Goal.
Reproduce every line of the listing below without any change, keeping the original order.

-- BEGIN Entries supplied --

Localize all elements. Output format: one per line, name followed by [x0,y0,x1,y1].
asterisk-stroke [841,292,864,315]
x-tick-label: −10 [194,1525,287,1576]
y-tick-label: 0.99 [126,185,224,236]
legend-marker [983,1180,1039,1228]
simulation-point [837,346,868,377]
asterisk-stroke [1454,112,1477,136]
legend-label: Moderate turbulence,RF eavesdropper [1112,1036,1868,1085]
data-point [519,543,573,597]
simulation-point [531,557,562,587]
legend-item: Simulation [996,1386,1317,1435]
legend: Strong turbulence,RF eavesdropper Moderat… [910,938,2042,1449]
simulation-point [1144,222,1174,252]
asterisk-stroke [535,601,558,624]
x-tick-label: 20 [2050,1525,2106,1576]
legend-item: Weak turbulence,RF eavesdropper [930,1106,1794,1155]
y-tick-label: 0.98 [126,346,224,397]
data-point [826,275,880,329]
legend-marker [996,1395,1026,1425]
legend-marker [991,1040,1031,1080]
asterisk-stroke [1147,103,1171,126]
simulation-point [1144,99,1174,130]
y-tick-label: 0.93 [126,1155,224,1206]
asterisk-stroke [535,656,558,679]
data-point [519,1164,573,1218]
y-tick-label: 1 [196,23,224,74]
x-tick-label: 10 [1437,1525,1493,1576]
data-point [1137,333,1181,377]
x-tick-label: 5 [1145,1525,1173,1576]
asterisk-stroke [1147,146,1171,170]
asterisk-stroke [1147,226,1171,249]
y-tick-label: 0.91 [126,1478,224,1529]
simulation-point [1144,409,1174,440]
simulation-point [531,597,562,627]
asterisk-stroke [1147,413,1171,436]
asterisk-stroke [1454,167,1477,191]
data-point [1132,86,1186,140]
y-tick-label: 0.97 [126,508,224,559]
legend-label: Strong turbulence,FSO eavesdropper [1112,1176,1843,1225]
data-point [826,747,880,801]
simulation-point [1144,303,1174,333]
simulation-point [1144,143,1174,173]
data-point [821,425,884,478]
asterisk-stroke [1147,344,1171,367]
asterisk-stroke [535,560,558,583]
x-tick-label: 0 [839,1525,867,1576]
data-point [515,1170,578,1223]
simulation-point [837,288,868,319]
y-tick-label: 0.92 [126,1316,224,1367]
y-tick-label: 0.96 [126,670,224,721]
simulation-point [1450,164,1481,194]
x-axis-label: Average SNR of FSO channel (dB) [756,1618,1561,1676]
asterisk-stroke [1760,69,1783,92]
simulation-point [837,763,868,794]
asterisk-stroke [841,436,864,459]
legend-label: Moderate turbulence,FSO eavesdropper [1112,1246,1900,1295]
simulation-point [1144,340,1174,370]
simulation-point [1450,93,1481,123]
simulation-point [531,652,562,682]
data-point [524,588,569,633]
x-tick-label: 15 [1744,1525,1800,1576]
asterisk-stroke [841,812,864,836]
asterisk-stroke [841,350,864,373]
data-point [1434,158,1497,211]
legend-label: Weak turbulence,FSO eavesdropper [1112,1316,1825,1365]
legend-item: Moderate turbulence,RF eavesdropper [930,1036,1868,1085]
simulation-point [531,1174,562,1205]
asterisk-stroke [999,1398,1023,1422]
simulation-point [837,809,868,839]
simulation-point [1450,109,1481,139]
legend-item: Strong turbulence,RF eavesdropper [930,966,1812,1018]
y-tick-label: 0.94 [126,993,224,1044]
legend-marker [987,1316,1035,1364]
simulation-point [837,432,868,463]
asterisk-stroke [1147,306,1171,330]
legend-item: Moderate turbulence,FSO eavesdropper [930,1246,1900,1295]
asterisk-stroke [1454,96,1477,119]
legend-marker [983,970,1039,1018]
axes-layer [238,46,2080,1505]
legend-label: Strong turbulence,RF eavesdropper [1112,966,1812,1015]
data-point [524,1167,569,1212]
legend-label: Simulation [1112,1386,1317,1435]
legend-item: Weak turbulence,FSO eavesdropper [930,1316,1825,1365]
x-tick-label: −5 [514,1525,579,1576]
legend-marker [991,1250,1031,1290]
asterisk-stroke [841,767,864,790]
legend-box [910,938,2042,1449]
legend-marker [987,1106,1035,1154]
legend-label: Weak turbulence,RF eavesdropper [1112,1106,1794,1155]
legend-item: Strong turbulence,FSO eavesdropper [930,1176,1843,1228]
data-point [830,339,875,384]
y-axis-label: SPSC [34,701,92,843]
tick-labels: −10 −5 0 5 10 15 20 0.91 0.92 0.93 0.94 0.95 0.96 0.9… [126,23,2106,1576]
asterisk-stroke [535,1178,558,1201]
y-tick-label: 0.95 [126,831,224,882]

-- END Entries supplied --

Correct output.
Localize all elements. Output format: one per line, name followed by [x0,y0,x1,y1].
asterisk-stroke [841,292,864,315]
x-tick-label: −10 [194,1525,287,1576]
y-tick-label: 0.99 [126,185,224,236]
legend-marker [983,1180,1039,1228]
simulation-point [837,346,868,377]
asterisk-stroke [1454,112,1477,136]
legend-label: Moderate turbulence,RF eavesdropper [1112,1036,1868,1085]
data-point [519,543,573,597]
simulation-point [531,557,562,587]
legend-item: Simulation [996,1386,1317,1435]
legend: Strong turbulence,RF eavesdropper Moderat… [910,938,2042,1449]
simulation-point [1144,222,1174,252]
asterisk-stroke [535,601,558,624]
x-tick-label: 20 [2050,1525,2106,1576]
legend-item: Weak turbulence,RF eavesdropper [930,1106,1794,1155]
y-tick-label: 0.98 [126,346,224,397]
data-point [826,275,880,329]
legend-marker [996,1395,1026,1425]
legend-marker [991,1040,1031,1080]
asterisk-stroke [1147,103,1171,126]
simulation-point [1144,99,1174,130]
y-tick-label: 0.93 [126,1155,224,1206]
asterisk-stroke [535,656,558,679]
data-point [519,1164,573,1218]
y-tick-label: 1 [196,23,224,74]
x-tick-label: 10 [1437,1525,1493,1576]
data-point [1137,333,1181,377]
x-tick-label: 5 [1145,1525,1173,1576]
asterisk-stroke [1147,146,1171,170]
asterisk-stroke [1147,226,1171,249]
y-tick-label: 0.91 [126,1478,224,1529]
simulation-point [1144,409,1174,440]
simulation-point [531,597,562,627]
asterisk-stroke [1147,413,1171,436]
asterisk-stroke [1454,167,1477,191]
data-point [1132,86,1186,140]
y-tick-label: 0.97 [126,508,224,559]
legend-label: Strong turbulence,FSO eavesdropper [1112,1176,1843,1225]
data-point [826,747,880,801]
simulation-point [1144,303,1174,333]
simulation-point [1144,143,1174,173]
data-point [821,425,884,478]
asterisk-stroke [1147,344,1171,367]
asterisk-stroke [535,560,558,583]
x-tick-label: 0 [839,1525,867,1576]
data-point [515,1170,578,1223]
simulation-point [837,288,868,319]
y-tick-label: 0.92 [126,1316,224,1367]
y-tick-label: 0.96 [126,670,224,721]
simulation-point [1450,164,1481,194]
x-axis-label: Average SNR of FSO channel (dB) [756,1618,1561,1676]
asterisk-stroke [1760,69,1783,92]
simulation-point [837,763,868,794]
asterisk-stroke [841,436,864,459]
legend-label: Moderate turbulence,FSO eavesdropper [1112,1246,1900,1295]
simulation-point [1144,340,1174,370]
simulation-point [1450,93,1481,123]
simulation-point [531,652,562,682]
data-point [524,588,569,633]
x-tick-label: 15 [1744,1525,1800,1576]
asterisk-stroke [841,812,864,836]
asterisk-stroke [841,350,864,373]
data-point [1434,158,1497,211]
legend-label: Weak turbulence,FSO eavesdropper [1112,1316,1825,1365]
legend-item: Moderate turbulence,RF eavesdropper [930,1036,1868,1085]
simulation-point [531,1174,562,1205]
asterisk-stroke [999,1398,1023,1422]
simulation-point [837,809,868,839]
simulation-point [1450,109,1481,139]
legend-item: Strong turbulence,RF eavesdropper [930,966,1812,1018]
y-tick-label: 0.94 [126,993,224,1044]
legend-marker [987,1316,1035,1364]
simulation-point [837,432,868,463]
asterisk-stroke [1147,306,1171,330]
legend-item: Moderate turbulence,FSO eavesdropper [930,1246,1900,1295]
asterisk-stroke [1454,96,1477,119]
legend-marker [983,970,1039,1018]
axes-layer [238,46,2080,1505]
legend-label: Strong turbulence,RF eavesdropper [1112,966,1812,1015]
data-point [524,1167,569,1212]
legend-label: Simulation [1112,1386,1317,1435]
legend-item: Weak turbulence,FSO eavesdropper [930,1316,1825,1365]
x-tick-label: −5 [514,1525,579,1576]
legend-marker [991,1250,1031,1290]
asterisk-stroke [841,767,864,790]
legend-box [910,938,2042,1449]
legend-marker [987,1106,1035,1154]
legend-label: Weak turbulence,RF eavesdropper [1112,1106,1794,1155]
legend-item: Strong turbulence,FSO eavesdropper [930,1176,1843,1228]
data-point [830,339,875,384]
y-axis-label: SPSC [34,701,92,843]
tick-labels: −10 −5 0 5 10 15 20 0.91 0.92 0.93 0.94 0.95 0.96 0.9… [126,23,2106,1576]
asterisk-stroke [535,1178,558,1201]
y-tick-label: 0.95 [126,831,224,882]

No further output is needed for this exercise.